Start of Supplied entries

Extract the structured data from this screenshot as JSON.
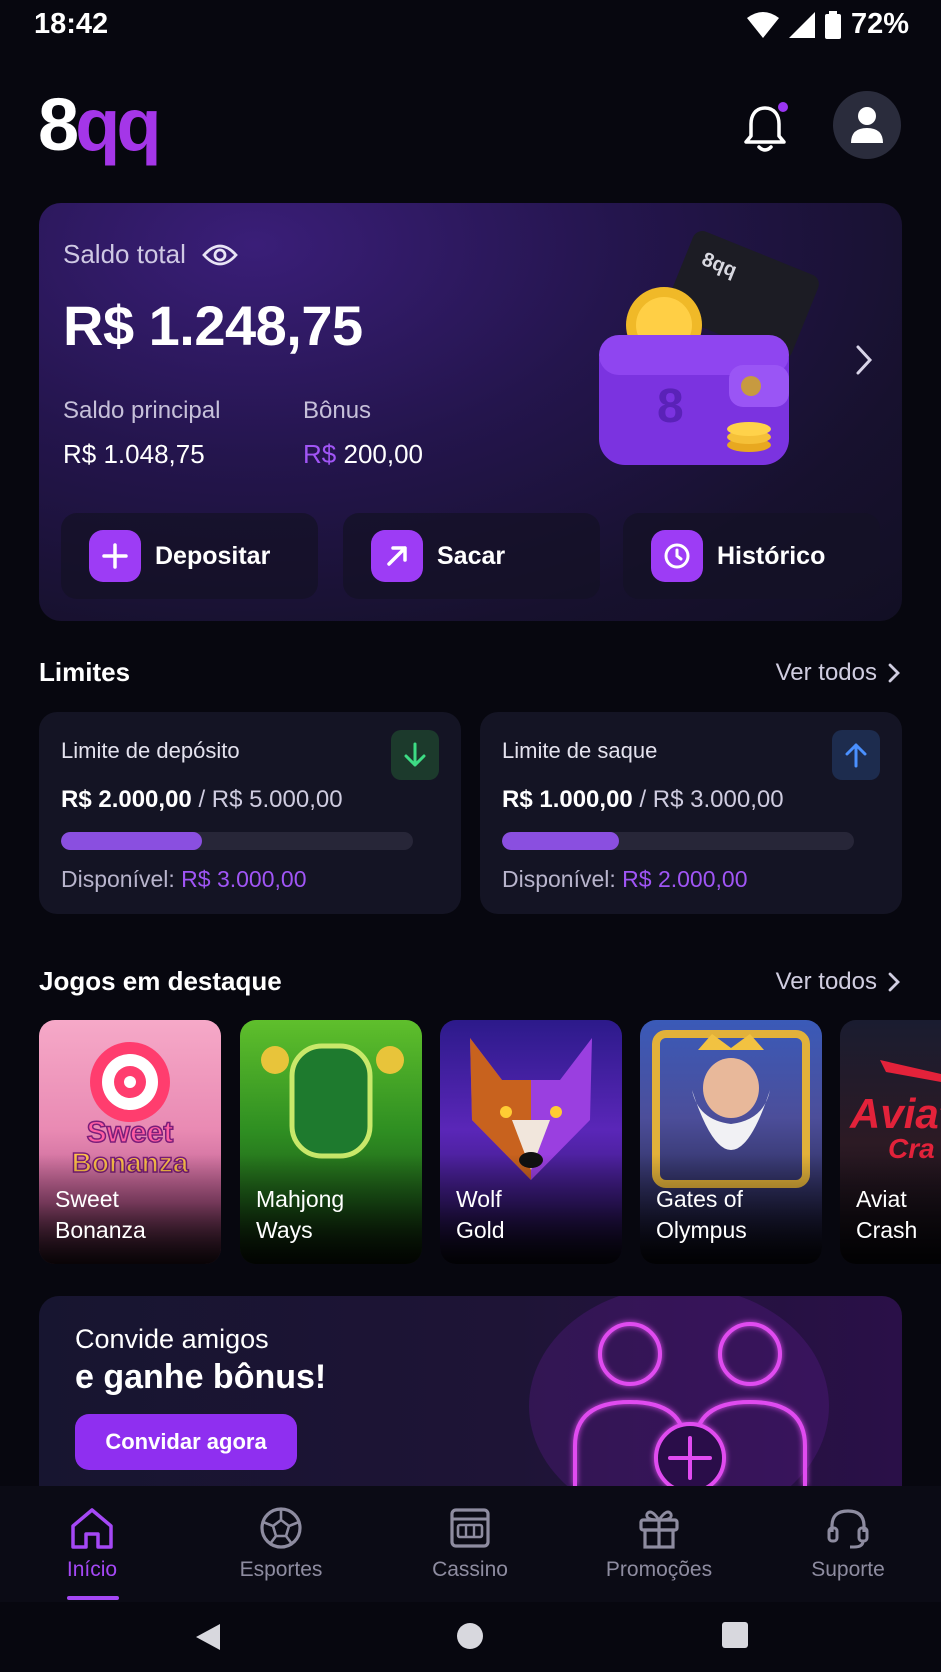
{
  "status": {
    "time": "18:42",
    "battery": "72%"
  },
  "header": {
    "logo_eight": "8",
    "logo_qq": "qq"
  },
  "balance": {
    "label": "Saldo total",
    "amount": "R$ 1.248,75",
    "principal_label": "Saldo principal",
    "principal_value": "R$ 1.048,75",
    "bonus_label": "Bônus",
    "bonus_currency": "R$",
    "bonus_value": "200,00",
    "card_logo": "8qq",
    "wallet_mark": "8"
  },
  "actions": [
    {
      "label": "Depositar",
      "icon": "plus-icon"
    },
    {
      "label": "Sacar",
      "icon": "arrow-up-right-icon"
    },
    {
      "label": "Histórico",
      "icon": "clock-icon"
    }
  ],
  "limits": {
    "title": "Limites",
    "see_all": "Ver todos",
    "items": [
      {
        "title": "Limite de depósito",
        "current": "R$ 2.000,00",
        "max": "/ R$ 5.000,00",
        "progress": 0.4,
        "available_label": "Disponível:",
        "available_value": "R$ 3.000,00",
        "icon": "arrow-down-icon",
        "color": "#3ddc84"
      },
      {
        "title": "Limite de saque",
        "current": "R$ 1.000,00",
        "max": "/ R$ 3.000,00",
        "progress": 0.333,
        "available_label": "Disponível:",
        "available_value": "R$ 2.000,00",
        "icon": "arrow-up-icon",
        "color": "#4a90ff"
      }
    ]
  },
  "games": {
    "title": "Jogos em destaque",
    "see_all": "Ver todos",
    "items": [
      {
        "name": "Sweet\nBonanza",
        "logo": "Sweet\nBonanza"
      },
      {
        "name": "Mahjong\nWays",
        "logo": ""
      },
      {
        "name": "Wolf\nGold",
        "logo": ""
      },
      {
        "name": "Gates of\nOlympus",
        "logo": ""
      },
      {
        "name": "Aviat\nCrash",
        "logo": "Aviat\nCra"
      }
    ]
  },
  "invite": {
    "line1": "Convide amigos",
    "line2": "e ganhe bônus!",
    "button": "Convidar agora"
  },
  "nav": [
    {
      "label": "Início",
      "icon": "home-icon",
      "active": true
    },
    {
      "label": "Esportes",
      "icon": "ball-icon",
      "active": false
    },
    {
      "label": "Cassino",
      "icon": "slot-machine-icon",
      "active": false
    },
    {
      "label": "Promoções",
      "icon": "gift-icon",
      "active": false
    },
    {
      "label": "Suporte",
      "icon": "headset-icon",
      "active": false
    }
  ],
  "colors": {
    "accent": "#9d3cf5",
    "background": "#07070f",
    "card": "#141424"
  }
}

End of Supplied entries

What the task asks: Transcribe all the lines above exactly, apart from the pictures.

Output of the task:
Extract the structured data from this screenshot as JSON.
{
  "status": {
    "time": "18:42",
    "battery": "72%"
  },
  "header": {
    "logo_eight": "8",
    "logo_qq": "qq"
  },
  "balance": {
    "label": "Saldo total",
    "amount": "R$ 1.248,75",
    "principal_label": "Saldo principal",
    "principal_value": "R$ 1.048,75",
    "bonus_label": "Bônus",
    "bonus_currency": "R$",
    "bonus_value": "200,00",
    "card_logo": "8qq",
    "wallet_mark": "8"
  },
  "actions": [
    {
      "label": "Depositar",
      "icon": "plus-icon"
    },
    {
      "label": "Sacar",
      "icon": "arrow-up-right-icon"
    },
    {
      "label": "Histórico",
      "icon": "clock-icon"
    }
  ],
  "limits": {
    "title": "Limites",
    "see_all": "Ver todos",
    "items": [
      {
        "title": "Limite de depósito",
        "current": "R$ 2.000,00",
        "max": "/ R$ 5.000,00",
        "progress": 0.4,
        "available_label": "Disponível:",
        "available_value": "R$ 3.000,00",
        "icon": "arrow-down-icon",
        "color": "#3ddc84"
      },
      {
        "title": "Limite de saque",
        "current": "R$ 1.000,00",
        "max": "/ R$ 3.000,00",
        "progress": 0.333,
        "available_label": "Disponível:",
        "available_value": "R$ 2.000,00",
        "icon": "arrow-up-icon",
        "color": "#4a90ff"
      }
    ]
  },
  "games": {
    "title": "Jogos em destaque",
    "see_all": "Ver todos",
    "items": [
      {
        "name": "Sweet\nBonanza",
        "logo": "Sweet\nBonanza"
      },
      {
        "name": "Mahjong\nWays",
        "logo": ""
      },
      {
        "name": "Wolf\nGold",
        "logo": ""
      },
      {
        "name": "Gates of\nOlympus",
        "logo": ""
      },
      {
        "name": "Aviat\nCrash",
        "logo": "Aviat\nCra"
      }
    ]
  },
  "invite": {
    "line1": "Convide amigos",
    "line2": "e ganhe bônus!",
    "button": "Convidar agora"
  },
  "nav": [
    {
      "label": "Início",
      "icon": "home-icon",
      "active": true
    },
    {
      "label": "Esportes",
      "icon": "ball-icon",
      "active": false
    },
    {
      "label": "Cassino",
      "icon": "slot-machine-icon",
      "active": false
    },
    {
      "label": "Promoções",
      "icon": "gift-icon",
      "active": false
    },
    {
      "label": "Suporte",
      "icon": "headset-icon",
      "active": false
    }
  ],
  "colors": {
    "accent": "#9d3cf5",
    "background": "#07070f",
    "card": "#141424"
  }
}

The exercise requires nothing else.